• **WORK REQUIRED**
Write out the whole of the material exactly.

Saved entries
* begin *
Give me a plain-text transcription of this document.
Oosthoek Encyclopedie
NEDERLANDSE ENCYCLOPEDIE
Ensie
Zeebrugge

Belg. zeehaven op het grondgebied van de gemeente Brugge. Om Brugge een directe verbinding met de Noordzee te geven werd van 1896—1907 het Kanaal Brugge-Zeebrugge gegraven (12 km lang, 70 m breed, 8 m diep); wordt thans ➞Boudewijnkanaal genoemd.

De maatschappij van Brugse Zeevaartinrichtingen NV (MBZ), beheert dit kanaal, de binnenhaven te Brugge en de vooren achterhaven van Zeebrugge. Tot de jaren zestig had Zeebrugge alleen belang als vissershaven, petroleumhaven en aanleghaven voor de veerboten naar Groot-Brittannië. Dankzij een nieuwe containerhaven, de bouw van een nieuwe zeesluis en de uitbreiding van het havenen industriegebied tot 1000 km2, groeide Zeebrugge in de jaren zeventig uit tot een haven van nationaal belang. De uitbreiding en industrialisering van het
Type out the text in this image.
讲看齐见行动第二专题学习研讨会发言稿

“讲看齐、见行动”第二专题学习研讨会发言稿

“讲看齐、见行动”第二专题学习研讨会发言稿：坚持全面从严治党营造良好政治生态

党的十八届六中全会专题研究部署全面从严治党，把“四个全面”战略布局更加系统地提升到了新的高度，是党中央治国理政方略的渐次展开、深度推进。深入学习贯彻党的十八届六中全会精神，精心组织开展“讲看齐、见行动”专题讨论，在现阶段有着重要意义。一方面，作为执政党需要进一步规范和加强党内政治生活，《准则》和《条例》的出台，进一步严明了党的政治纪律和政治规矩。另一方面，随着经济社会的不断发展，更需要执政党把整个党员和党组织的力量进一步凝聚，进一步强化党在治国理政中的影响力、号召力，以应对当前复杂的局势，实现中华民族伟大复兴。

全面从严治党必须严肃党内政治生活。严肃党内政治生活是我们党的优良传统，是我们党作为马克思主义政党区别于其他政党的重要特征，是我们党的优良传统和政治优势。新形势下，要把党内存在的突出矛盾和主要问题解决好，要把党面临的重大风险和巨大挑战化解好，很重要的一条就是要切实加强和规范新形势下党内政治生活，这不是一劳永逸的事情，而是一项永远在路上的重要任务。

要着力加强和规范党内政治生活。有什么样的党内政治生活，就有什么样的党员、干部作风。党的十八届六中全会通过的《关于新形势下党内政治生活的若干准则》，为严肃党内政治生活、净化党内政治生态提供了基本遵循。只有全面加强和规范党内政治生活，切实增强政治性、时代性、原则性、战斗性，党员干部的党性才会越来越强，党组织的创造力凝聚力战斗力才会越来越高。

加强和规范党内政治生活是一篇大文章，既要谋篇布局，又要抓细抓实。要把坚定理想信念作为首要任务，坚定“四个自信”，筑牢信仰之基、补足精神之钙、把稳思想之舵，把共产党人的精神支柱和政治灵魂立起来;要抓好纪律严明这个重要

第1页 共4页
* end *
• **FINAL ANSWER**
Give me a plain-text transcription of this document.
Oosthoek Encyclopedie
NEDERLANDSE ENCYCLOPEDIE
Ensie
Zeebrugge

Belg. zeehaven op het grondgebied van de gemeente Brugge. Om Brugge een directe verbinding met de Noordzee te geven werd van 1896—1907 het Kanaal Brugge-Zeebrugge gegraven (12 km lang, 70 m breed, 8 m diep); wordt thans ➞Boudewijnkanaal genoemd.

De maatschappij van Brugse Zeevaartinrichtingen NV (MBZ), beheert dit kanaal, de binnenhaven te Brugge en de vooren achterhaven van Zeebrugge. Tot de jaren zestig had Zeebrugge alleen belang als vissershaven, petroleumhaven en aanleghaven voor de veerboten naar Groot-Brittannië. Dankzij een nieuwe containerhaven, de bouw van een nieuwe zeesluis en de uitbreiding van het havenen industriegebied tot 1000 km2, groeide Zeebrugge in de jaren zeventig uit tot een haven van nationaal belang. De uitbreiding en industrialisering van het
Type out the text in this image.
讲看齐见行动第二专题学习研讨会发言稿

“讲看齐、见行动”第二专题学习研讨会发言稿

“讲看齐、见行动”第二专题学习研讨会发言稿：坚持全面从严治党营造良好政治生态

党的十八届六中全会专题研究部署全面从严治党，把“四个全面”战略布局更加系统地提升到了新的高度，是党中央治国理政方略的渐次展开、深度推进。深入学习贯彻党的十八届六中全会精神，精心组织开展“讲看齐、见行动”专题讨论，在现阶段有着重要意义。一方面，作为执政党需要进一步规范和加强党内政治生活，《准则》和《条例》的出台，进一步严明了党的政治纪律和政治规矩。另一方面，随着经济社会的不断发展，更需要执政党把整个党员和党组织的力量进一步凝聚，进一步强化党在治国理政中的影响力、号召力，以应对当前复杂的局势，实现中华民族伟大复兴。

全面从严治党必须严肃党内政治生活。严肃党内政治生活是我们党的优良传统，是我们党作为马克思主义政党区别于其他政党的重要特征，是我们党的优良传统和政治优势。新形势下，要把党内存在的突出矛盾和主要问题解决好，要把党面临的重大风险和巨大挑战化解好，很重要的一条就是要切实加强和规范新形势下党内政治生活，这不是一劳永逸的事情，而是一项永远在路上的重要任务。

要着力加强和规范党内政治生活。有什么样的党内政治生活，就有什么样的党员、干部作风。党的十八届六中全会通过的《关于新形势下党内政治生活的若干准则》，为严肃党内政治生活、净化党内政治生态提供了基本遵循。只有全面加强和规范党内政治生活，切实增强政治性、时代性、原则性、战斗性，党员干部的党性才会越来越强，党组织的创造力凝聚力战斗力才会越来越高。

加强和规范党内政治生活是一篇大文章，既要谋篇布局，又要抓细抓实。要把坚定理想信念作为首要任务，坚定“四个自信”，筑牢信仰之基、补足精神之钙、把稳思想之舵，把共产党人的精神支柱和政治灵魂立起来;要抓好纪律严明这个重要

第1页 共4页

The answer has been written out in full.